Data records
— start —
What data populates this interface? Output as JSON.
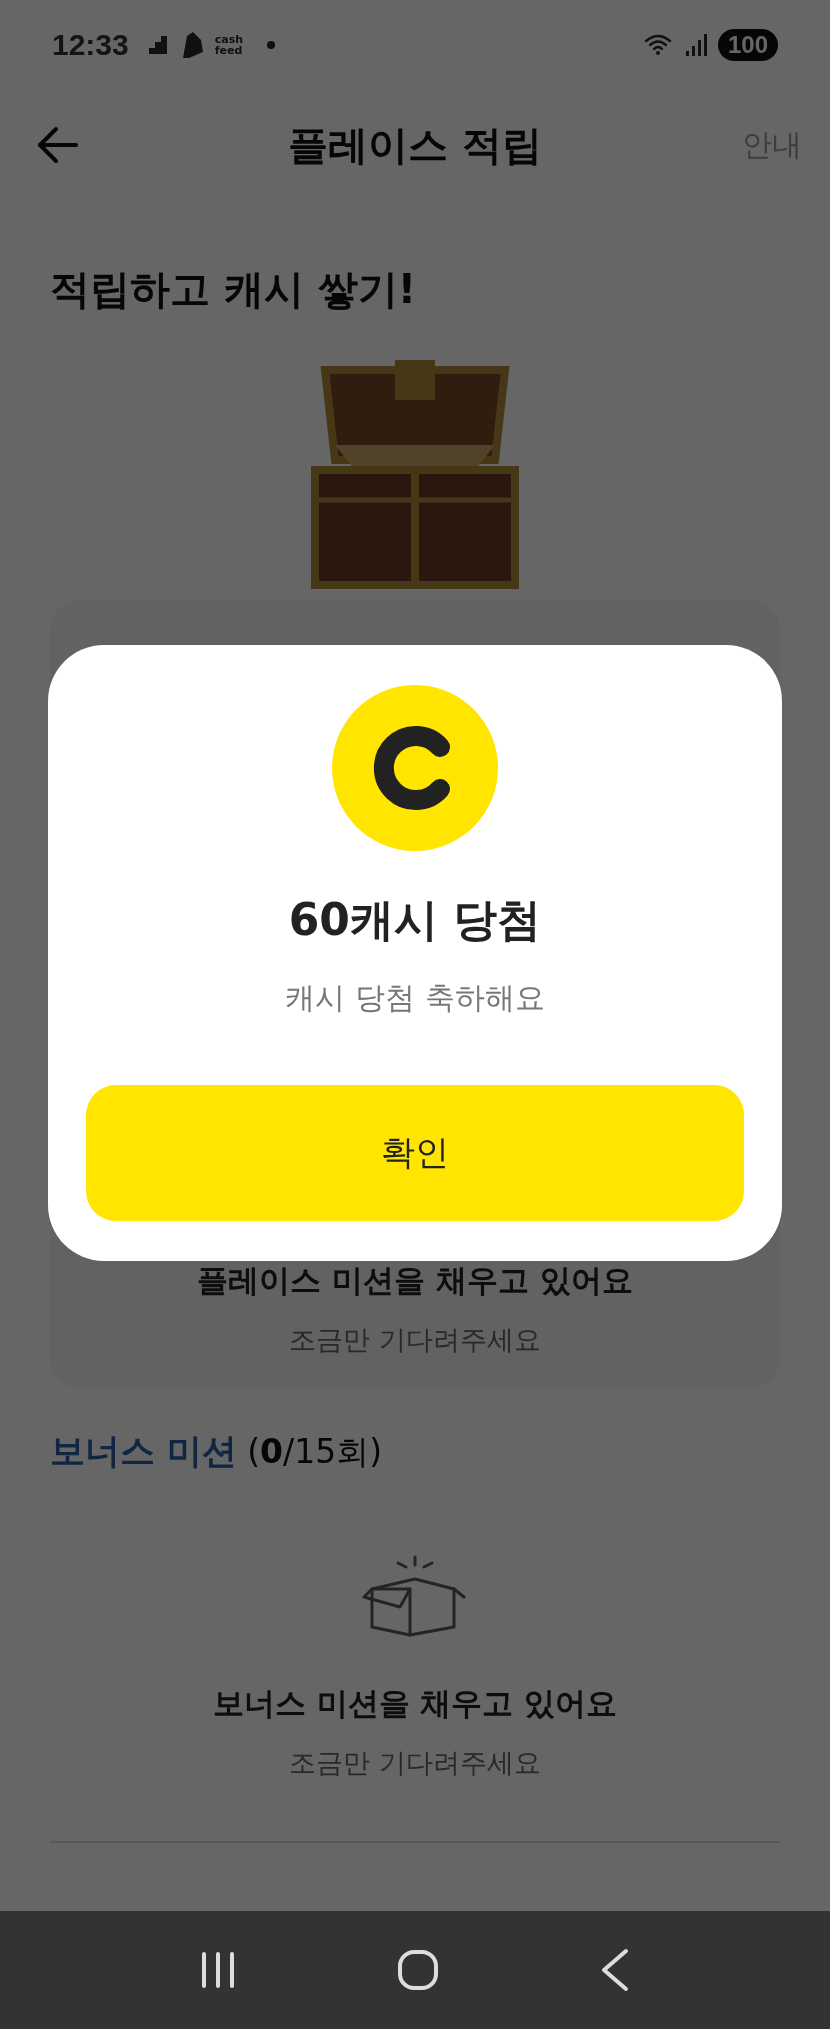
{
  "status_bar": {
    "time": "12:33",
    "app_label": "cash\nfeed",
    "battery": "100"
  },
  "header": {
    "title": "플레이스 적립",
    "action": "안내"
  },
  "headline": "적립하고 캐시 쌓기!",
  "place_mission": {
    "title": "플레이스 미션을 채우고 있어요",
    "subtitle": "조금만 기다려주세요"
  },
  "bonus_mission": {
    "title": "보너스 미션",
    "count": "(**0**/15회)",
    "empty_title": "보너스 미션을 채우고 있어요",
    "empty_subtitle": "조금만 기다려주세요"
  },
  "dialog": {
    "title": "60캐시 당첨",
    "message": "캐시 당첨 축하해요",
    "button": "확인"
  }
}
— end —
▶ [INSTRUCTIONS TO FOLLOW]:
Pick out the lines above that hold the string "기다려주세요" and show them.

▶ [TASK RESPONSE]:
    "subtitle": "조금만 기다려주세요"
    "empty_subtitle": "조금만 기다려주세요"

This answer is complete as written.